Dataset records

========

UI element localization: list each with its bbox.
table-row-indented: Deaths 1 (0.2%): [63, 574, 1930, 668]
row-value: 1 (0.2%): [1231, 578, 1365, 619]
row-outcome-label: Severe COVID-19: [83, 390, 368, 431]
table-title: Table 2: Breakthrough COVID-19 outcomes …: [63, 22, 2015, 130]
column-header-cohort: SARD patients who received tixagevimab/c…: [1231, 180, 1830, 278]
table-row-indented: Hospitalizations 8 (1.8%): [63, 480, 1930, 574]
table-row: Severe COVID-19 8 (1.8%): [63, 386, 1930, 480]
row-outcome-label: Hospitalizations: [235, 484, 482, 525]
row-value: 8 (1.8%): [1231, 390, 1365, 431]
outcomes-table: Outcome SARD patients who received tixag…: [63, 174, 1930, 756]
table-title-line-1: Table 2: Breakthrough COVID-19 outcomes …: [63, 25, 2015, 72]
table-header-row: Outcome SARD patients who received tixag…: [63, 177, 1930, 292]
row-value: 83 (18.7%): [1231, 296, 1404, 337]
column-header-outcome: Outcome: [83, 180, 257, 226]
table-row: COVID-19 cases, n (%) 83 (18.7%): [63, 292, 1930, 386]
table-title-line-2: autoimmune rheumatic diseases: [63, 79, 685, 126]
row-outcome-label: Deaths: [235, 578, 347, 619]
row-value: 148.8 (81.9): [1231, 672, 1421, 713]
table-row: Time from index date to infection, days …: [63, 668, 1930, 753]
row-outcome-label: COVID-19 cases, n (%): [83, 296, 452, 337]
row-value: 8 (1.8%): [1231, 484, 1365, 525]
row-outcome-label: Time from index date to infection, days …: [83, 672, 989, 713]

========

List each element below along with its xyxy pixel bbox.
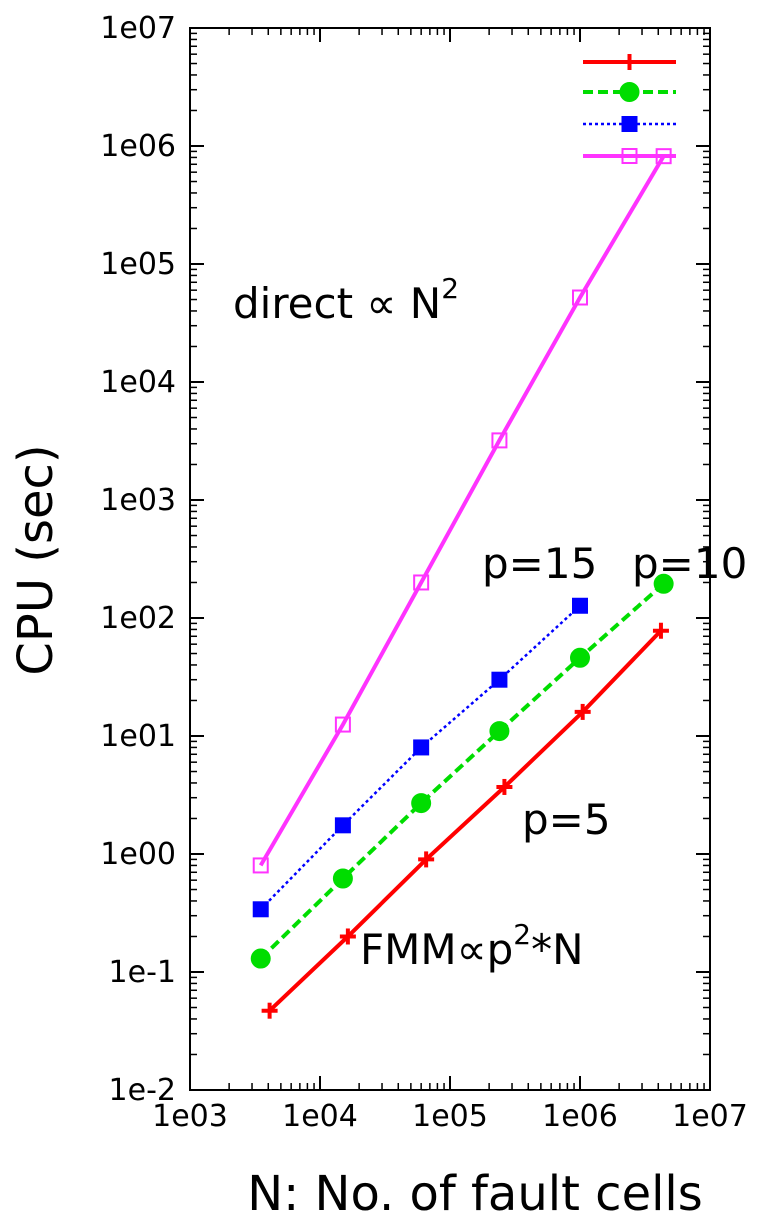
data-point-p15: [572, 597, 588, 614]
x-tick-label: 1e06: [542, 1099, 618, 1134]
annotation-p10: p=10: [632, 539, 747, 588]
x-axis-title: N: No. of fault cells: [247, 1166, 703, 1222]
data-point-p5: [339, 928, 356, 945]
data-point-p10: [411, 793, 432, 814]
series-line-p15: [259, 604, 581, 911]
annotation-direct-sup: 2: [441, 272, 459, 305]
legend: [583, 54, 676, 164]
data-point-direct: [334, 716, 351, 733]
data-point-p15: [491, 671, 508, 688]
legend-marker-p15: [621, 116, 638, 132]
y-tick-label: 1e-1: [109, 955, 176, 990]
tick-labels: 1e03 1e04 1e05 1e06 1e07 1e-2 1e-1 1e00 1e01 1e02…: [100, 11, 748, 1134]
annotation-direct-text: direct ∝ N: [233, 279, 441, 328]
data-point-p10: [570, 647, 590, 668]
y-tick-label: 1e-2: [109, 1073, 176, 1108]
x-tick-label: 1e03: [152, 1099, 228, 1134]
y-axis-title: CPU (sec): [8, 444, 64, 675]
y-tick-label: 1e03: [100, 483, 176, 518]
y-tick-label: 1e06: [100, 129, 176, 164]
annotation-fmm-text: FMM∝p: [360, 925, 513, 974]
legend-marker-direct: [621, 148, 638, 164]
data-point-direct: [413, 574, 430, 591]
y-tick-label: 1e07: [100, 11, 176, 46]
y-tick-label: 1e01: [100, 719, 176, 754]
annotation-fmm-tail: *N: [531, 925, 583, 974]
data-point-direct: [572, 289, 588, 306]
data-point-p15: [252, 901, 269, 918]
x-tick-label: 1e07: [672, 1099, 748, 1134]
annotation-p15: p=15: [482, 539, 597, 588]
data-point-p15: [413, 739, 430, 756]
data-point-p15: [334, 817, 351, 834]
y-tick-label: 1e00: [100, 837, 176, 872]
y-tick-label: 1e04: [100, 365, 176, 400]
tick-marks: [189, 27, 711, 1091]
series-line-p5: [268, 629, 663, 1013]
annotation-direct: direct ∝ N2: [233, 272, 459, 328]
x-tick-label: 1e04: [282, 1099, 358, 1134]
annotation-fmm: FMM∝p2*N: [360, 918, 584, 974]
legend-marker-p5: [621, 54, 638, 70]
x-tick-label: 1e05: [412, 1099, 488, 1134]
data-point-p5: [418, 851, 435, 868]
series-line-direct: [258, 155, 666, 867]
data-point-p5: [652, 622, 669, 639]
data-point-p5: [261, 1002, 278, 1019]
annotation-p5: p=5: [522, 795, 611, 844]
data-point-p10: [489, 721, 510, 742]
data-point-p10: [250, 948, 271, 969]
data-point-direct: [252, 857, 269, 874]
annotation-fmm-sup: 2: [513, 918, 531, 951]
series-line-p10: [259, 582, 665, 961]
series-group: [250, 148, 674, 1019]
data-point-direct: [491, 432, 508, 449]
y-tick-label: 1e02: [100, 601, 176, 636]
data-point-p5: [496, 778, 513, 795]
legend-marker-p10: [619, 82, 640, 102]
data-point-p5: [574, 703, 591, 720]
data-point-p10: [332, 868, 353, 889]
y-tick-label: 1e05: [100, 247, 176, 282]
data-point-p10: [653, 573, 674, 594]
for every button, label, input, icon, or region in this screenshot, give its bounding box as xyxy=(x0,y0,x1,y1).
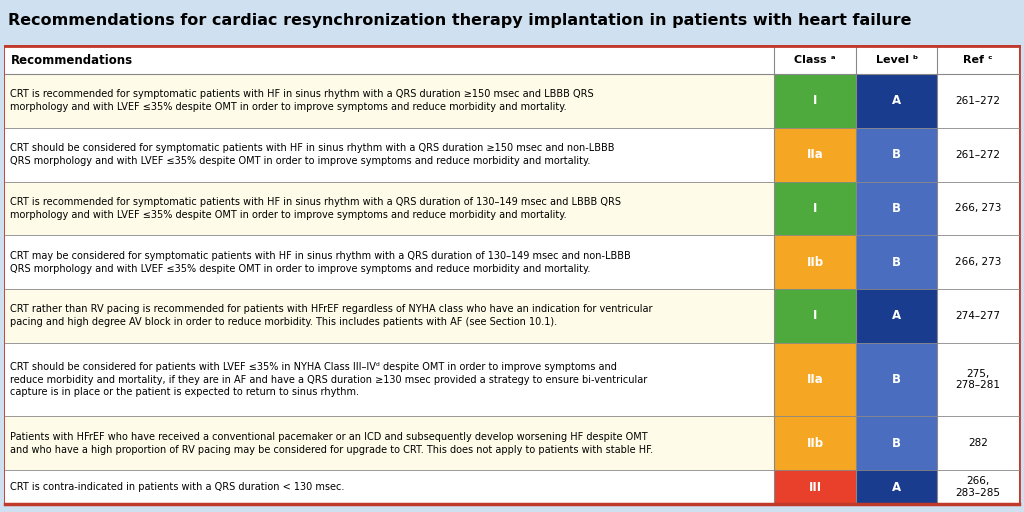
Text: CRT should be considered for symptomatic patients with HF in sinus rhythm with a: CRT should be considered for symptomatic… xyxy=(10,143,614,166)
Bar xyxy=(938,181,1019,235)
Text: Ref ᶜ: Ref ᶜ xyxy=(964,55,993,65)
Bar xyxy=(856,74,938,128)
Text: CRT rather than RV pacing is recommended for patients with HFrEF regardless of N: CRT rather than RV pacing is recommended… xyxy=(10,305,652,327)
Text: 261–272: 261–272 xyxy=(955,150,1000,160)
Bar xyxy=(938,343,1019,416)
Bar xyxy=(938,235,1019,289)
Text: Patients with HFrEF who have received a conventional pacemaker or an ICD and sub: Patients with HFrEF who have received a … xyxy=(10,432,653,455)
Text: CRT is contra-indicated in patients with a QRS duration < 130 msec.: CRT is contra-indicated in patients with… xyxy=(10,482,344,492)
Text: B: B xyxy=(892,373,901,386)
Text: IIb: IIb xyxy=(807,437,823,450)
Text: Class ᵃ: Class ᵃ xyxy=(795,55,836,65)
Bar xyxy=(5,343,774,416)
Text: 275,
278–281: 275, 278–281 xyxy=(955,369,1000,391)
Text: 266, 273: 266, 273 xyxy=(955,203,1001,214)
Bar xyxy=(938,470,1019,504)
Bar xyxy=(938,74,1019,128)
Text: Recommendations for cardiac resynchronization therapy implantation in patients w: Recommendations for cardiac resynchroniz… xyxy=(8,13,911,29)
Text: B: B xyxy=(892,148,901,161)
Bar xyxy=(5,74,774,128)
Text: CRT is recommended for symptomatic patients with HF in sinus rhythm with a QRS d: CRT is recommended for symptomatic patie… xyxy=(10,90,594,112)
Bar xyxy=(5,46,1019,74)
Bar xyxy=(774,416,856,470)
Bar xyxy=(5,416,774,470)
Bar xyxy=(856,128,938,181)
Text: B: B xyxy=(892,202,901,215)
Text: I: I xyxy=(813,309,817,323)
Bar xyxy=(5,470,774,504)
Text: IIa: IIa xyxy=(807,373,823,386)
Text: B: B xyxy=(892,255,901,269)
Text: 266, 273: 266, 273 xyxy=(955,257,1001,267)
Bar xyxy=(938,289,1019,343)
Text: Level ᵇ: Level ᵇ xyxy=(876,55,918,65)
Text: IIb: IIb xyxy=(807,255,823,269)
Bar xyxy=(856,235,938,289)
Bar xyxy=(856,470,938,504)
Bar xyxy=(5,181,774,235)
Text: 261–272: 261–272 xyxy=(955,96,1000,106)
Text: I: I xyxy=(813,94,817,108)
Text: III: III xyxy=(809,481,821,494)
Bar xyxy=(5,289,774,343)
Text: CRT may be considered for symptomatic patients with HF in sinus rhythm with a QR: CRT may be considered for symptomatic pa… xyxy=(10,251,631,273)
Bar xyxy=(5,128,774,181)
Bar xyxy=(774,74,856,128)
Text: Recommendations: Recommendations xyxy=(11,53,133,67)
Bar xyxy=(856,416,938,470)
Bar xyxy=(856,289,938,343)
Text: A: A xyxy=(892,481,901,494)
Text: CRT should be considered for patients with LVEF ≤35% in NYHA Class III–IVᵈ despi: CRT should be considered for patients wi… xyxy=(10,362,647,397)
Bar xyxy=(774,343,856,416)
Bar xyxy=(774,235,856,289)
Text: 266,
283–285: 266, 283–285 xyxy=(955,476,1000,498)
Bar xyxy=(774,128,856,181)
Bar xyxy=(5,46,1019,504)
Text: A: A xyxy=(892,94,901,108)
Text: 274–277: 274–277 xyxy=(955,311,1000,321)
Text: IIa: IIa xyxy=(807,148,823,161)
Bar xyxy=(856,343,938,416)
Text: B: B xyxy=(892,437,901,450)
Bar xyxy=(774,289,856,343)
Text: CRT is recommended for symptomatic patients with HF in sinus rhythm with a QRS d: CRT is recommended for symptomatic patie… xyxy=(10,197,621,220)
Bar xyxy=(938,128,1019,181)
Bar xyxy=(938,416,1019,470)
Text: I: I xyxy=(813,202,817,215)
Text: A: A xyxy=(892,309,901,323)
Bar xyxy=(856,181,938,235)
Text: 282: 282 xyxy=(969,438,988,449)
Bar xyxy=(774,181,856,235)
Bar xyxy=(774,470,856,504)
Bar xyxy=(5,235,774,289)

========

HOW TO COMPLETE THIS TASK –
Give solely the number of lines in the data that contain the string "HFrEF".

ANSWER TO THIS EXERCISE –
2